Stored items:
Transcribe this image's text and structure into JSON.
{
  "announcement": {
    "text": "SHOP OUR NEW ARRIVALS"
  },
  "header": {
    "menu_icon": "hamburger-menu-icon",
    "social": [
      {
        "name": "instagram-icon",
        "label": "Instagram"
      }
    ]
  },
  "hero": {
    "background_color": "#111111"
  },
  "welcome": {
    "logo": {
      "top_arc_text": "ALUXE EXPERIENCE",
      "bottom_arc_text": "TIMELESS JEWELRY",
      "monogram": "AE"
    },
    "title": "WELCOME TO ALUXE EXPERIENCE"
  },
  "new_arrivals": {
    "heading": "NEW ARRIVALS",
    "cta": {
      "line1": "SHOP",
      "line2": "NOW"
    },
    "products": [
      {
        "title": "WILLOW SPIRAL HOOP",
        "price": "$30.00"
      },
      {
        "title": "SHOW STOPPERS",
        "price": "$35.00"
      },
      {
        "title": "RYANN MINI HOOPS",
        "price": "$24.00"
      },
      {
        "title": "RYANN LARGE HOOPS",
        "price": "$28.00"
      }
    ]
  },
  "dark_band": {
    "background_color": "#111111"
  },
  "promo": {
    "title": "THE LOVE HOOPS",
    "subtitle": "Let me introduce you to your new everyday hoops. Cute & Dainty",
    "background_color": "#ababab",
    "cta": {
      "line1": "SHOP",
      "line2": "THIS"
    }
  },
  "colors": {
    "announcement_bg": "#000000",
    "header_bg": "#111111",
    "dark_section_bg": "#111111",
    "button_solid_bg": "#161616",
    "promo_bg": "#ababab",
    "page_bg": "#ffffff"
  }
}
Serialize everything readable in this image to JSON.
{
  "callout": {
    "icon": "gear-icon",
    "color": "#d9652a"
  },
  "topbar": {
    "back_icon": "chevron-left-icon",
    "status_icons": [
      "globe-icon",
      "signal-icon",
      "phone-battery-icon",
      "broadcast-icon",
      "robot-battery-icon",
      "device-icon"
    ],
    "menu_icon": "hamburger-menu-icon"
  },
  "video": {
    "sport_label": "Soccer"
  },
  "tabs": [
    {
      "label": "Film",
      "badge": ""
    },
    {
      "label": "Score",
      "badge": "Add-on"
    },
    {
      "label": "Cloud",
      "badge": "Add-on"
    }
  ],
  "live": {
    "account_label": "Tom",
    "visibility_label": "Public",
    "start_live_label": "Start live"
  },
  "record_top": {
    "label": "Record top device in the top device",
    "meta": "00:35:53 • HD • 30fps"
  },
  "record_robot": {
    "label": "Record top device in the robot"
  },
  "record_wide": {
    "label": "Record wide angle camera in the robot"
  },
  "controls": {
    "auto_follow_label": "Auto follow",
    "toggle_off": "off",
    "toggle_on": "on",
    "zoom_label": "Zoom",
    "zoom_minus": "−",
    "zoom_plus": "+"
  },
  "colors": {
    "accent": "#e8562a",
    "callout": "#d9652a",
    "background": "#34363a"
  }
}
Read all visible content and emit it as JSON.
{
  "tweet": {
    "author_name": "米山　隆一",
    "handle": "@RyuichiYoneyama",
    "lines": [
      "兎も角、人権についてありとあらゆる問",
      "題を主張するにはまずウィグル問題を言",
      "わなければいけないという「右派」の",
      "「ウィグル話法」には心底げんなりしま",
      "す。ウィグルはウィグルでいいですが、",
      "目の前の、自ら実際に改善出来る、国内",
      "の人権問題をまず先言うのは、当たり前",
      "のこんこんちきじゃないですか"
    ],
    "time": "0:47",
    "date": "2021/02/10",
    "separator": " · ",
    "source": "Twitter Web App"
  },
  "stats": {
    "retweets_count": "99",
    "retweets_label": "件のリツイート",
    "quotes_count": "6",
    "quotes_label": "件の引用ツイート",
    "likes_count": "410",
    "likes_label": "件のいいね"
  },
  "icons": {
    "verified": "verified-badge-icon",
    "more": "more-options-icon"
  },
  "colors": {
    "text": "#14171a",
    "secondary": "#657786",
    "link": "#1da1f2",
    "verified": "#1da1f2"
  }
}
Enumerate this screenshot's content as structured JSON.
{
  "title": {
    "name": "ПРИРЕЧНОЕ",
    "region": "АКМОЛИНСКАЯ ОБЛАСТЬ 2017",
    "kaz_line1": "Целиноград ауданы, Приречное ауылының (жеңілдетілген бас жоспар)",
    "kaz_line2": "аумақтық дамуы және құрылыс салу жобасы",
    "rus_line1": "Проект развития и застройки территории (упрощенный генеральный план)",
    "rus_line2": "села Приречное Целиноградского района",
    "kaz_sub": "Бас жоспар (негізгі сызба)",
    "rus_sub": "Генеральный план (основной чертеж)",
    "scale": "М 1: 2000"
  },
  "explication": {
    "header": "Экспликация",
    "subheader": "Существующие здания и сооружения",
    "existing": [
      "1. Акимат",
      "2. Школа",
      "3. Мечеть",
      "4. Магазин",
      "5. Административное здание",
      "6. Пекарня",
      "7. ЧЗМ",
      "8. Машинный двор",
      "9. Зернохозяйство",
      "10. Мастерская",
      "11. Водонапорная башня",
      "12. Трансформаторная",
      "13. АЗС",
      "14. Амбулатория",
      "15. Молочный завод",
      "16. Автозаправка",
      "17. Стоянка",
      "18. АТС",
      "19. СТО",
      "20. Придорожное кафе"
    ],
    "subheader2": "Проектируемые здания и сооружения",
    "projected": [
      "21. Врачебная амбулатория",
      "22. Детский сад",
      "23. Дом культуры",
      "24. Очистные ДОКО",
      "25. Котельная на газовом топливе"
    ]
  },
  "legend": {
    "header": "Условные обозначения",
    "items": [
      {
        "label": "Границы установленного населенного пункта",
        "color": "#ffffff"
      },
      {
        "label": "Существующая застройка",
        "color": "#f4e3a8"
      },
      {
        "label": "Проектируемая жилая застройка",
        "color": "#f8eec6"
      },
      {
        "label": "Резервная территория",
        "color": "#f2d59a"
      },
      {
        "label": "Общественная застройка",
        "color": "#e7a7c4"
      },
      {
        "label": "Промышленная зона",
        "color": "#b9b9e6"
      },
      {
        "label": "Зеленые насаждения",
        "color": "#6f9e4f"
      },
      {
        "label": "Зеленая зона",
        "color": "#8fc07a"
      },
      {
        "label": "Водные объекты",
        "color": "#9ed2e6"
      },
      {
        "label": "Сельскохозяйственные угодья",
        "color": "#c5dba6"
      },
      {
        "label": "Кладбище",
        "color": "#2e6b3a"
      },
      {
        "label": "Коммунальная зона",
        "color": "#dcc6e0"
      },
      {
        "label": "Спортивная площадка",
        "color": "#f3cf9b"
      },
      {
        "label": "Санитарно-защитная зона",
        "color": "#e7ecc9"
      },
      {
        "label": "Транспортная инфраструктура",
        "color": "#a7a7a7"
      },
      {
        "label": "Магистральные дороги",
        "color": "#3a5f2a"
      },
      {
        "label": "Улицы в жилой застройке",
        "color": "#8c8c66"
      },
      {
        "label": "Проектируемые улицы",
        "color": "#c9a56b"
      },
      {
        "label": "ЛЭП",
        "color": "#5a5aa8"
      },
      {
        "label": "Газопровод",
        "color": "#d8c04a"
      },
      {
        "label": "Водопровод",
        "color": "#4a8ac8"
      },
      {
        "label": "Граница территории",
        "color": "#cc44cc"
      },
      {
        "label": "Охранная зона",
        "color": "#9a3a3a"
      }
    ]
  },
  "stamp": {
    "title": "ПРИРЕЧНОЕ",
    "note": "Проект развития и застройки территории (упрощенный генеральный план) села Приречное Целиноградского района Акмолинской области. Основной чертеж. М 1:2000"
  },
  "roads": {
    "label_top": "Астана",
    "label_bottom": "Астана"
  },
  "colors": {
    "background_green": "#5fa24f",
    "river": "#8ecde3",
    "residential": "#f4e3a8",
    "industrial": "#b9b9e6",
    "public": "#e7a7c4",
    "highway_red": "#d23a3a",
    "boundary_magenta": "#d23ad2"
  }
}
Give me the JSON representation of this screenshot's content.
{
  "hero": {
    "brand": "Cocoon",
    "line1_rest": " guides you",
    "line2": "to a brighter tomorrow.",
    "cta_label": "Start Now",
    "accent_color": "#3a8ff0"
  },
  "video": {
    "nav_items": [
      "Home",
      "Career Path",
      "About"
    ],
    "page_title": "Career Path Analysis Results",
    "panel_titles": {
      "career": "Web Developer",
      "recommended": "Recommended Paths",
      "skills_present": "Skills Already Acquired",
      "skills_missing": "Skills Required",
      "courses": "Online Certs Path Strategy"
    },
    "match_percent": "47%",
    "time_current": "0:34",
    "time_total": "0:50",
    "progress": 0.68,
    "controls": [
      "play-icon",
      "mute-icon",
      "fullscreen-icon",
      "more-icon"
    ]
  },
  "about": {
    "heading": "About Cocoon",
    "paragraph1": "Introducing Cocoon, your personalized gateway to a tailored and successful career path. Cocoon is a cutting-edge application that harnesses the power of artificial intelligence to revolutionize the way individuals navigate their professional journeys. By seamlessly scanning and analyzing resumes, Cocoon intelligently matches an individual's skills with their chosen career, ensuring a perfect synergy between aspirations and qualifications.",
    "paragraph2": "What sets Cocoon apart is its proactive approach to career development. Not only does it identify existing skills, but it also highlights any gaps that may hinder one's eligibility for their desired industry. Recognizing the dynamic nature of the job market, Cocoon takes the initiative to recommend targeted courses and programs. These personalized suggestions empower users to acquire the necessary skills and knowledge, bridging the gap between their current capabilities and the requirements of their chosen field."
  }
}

#### SET TASK:
Go through the records above and copy every line with the word "their".

#### EXERCISE RESULT:
    "paragraph1": "Introducing Cocoon, your personalized gateway to a tailored and successful career path. Cocoon is a cutting-edge application that harnesses the power of artificial intelligence to revolutionize the way individuals navigate their professional journeys. By seamlessly scanning and analyzing resumes, Cocoon intelligently matches an individual's skills with their chosen career, ensuring a perfect synergy between aspirations and qualifications.",
    "paragraph2": "What sets Cocoon apart is its proactive approach to career development. Not only does it identify existing skills, but it also highlights any gaps that may hinder one's eligibility for their desired industry. Recognizing the dynamic nature of the job market, Cocoon takes the initiative to recommend targeted courses and programs. These personalized suggestions empower users to acquire the necessary skills and knowledge, bridging the gap between their current capabilities and the requirements of their chosen field."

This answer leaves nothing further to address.